======== Excerpted records ========

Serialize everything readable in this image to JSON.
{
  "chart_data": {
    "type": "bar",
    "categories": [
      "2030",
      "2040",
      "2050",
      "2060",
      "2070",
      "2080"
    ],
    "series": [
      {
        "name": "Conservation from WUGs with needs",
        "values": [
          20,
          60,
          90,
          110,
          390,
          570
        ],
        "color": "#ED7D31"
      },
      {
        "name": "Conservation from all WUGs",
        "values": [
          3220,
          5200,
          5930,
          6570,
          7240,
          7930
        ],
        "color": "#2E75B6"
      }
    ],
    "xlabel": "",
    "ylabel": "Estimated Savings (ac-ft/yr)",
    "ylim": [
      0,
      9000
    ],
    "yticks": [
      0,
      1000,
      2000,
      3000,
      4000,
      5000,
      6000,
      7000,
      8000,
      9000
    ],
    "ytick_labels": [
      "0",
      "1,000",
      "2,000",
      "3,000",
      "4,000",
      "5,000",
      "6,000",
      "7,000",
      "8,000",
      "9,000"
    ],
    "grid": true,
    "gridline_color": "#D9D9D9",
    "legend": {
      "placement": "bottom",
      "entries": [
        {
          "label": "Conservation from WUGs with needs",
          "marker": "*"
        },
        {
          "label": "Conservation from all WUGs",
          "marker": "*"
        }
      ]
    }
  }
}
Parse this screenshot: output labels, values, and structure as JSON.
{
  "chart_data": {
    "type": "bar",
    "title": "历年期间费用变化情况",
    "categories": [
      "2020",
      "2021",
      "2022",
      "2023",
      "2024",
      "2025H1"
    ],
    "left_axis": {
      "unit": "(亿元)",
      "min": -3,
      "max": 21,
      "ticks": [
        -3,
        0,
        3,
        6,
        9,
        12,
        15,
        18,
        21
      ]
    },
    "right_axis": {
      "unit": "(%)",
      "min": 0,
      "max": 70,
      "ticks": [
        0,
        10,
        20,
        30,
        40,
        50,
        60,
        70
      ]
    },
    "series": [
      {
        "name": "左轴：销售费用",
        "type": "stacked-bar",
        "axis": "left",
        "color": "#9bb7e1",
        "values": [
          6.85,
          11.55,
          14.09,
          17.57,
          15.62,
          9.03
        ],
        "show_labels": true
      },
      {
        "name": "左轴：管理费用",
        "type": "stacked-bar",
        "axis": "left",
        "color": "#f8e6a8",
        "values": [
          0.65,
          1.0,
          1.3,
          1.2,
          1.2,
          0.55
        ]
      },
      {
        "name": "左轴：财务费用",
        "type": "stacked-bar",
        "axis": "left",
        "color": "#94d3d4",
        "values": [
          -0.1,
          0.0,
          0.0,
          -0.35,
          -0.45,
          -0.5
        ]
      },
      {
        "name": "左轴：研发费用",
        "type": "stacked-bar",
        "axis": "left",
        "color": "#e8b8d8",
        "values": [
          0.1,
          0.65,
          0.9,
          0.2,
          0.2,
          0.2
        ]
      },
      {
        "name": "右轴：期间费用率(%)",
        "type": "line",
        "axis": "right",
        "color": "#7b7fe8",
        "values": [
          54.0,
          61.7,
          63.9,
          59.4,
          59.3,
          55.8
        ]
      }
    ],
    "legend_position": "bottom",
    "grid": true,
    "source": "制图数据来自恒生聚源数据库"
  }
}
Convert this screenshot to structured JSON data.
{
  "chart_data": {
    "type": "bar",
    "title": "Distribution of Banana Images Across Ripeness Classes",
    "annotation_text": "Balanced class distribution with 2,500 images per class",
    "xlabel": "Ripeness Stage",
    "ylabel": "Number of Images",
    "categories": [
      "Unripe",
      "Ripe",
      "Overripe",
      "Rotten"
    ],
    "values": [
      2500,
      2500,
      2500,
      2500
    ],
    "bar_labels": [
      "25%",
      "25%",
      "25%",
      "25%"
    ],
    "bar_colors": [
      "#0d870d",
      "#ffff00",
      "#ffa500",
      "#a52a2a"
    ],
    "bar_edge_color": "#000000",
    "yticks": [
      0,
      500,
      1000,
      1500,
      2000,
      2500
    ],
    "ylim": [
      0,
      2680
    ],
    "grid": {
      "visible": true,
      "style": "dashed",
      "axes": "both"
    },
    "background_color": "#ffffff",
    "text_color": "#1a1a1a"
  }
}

========

Type out the whole listing above again, exactly as it stands.

• **Written response**
Serialize everything readable in this image to JSON.
{
  "chart_data": {
    "type": "bar",
    "categories": [
      "2030",
      "2040",
      "2050",
      "2060",
      "2070",
      "2080"
    ],
    "series": [
      {
        "name": "Conservation from WUGs with needs",
        "values": [
          20,
          60,
          90,
          110,
          390,
          570
        ],
        "color": "#ED7D31"
      },
      {
        "name": "Conservation from all WUGs",
        "values": [
          3220,
          5200,
          5930,
          6570,
          7240,
          7930
        ],
        "color": "#2E75B6"
      }
    ],
    "xlabel": "",
    "ylabel": "Estimated Savings (ac-ft/yr)",
    "ylim": [
      0,
      9000
    ],
    "yticks": [
      0,
      1000,
      2000,
      3000,
      4000,
      5000,
      6000,
      7000,
      8000,
      9000
    ],
    "ytick_labels": [
      "0",
      "1,000",
      "2,000",
      "3,000",
      "4,000",
      "5,000",
      "6,000",
      "7,000",
      "8,000",
      "9,000"
    ],
    "grid": true,
    "gridline_color": "#D9D9D9",
    "legend": {
      "placement": "bottom",
      "entries": [
        {
          "label": "Conservation from WUGs with needs",
          "marker": "*"
        },
        {
          "label": "Conservation from all WUGs",
          "marker": "*"
        }
      ]
    }
  }
}
Parse this screenshot: output labels, values, and structure as JSON.
{
  "chart_data": {
    "type": "bar",
    "title": "历年期间费用变化情况",
    "categories": [
      "2020",
      "2021",
      "2022",
      "2023",
      "2024",
      "2025H1"
    ],
    "left_axis": {
      "unit": "(亿元)",
      "min": -3,
      "max": 21,
      "ticks": [
        -3,
        0,
        3,
        6,
        9,
        12,
        15,
        18,
        21
      ]
    },
    "right_axis": {
      "unit": "(%)",
      "min": 0,
      "max": 70,
      "ticks": [
        0,
        10,
        20,
        30,
        40,
        50,
        60,
        70
      ]
    },
    "series": [
      {
        "name": "左轴：销售费用",
        "type": "stacked-bar",
        "axis": "left",
        "color": "#9bb7e1",
        "values": [
          6.85,
          11.55,
          14.09,
          17.57,
          15.62,
          9.03
        ],
        "show_labels": true
      },
      {
        "name": "左轴：管理费用",
        "type": "stacked-bar",
        "axis": "left",
        "color": "#f8e6a8",
        "values": [
          0.65,
          1.0,
          1.3,
          1.2,
          1.2,
          0.55
        ]
      },
      {
        "name": "左轴：财务费用",
        "type": "stacked-bar",
        "axis": "left",
        "color": "#94d3d4",
        "values": [
          -0.1,
          0.0,
          0.0,
          -0.35,
          -0.45,
          -0.5
        ]
      },
      {
        "name": "左轴：研发费用",
        "type": "stacked-bar",
        "axis": "left",
        "color": "#e8b8d8",
        "values": [
          0.1,
          0.65,
          0.9,
          0.2,
          0.2,
          0.2
        ]
      },
      {
        "name": "右轴：期间费用率(%)",
        "type": "line",
        "axis": "right",
        "color": "#7b7fe8",
        "values": [
          54.0,
          61.7,
          63.9,
          59.4,
          59.3,
          55.8
        ]
      }
    ],
    "legend_position": "bottom",
    "grid": true,
    "source": "制图数据来自恒生聚源数据库"
  }
}
Convert this screenshot to structured JSON data.
{
  "chart_data": {
    "type": "bar",
    "title": "Distribution of Banana Images Across Ripeness Classes",
    "annotation_text": "Balanced class distribution with 2,500 images per class",
    "xlabel": "Ripeness Stage",
    "ylabel": "Number of Images",
    "categories": [
      "Unripe",
      "Ripe",
      "Overripe",
      "Rotten"
    ],
    "values": [
      2500,
      2500,
      2500,
      2500
    ],
    "bar_labels": [
      "25%",
      "25%",
      "25%",
      "25%"
    ],
    "bar_colors": [
      "#0d870d",
      "#ffff00",
      "#ffa500",
      "#a52a2a"
    ],
    "bar_edge_color": "#000000",
    "yticks": [
      0,
      500,
      1000,
      1500,
      2000,
      2500
    ],
    "ylim": [
      0,
      2680
    ],
    "grid": {
      "visible": true,
      "style": "dashed",
      "axes": "both"
    },
    "background_color": "#ffffff",
    "text_color": "#1a1a1a"
  }
}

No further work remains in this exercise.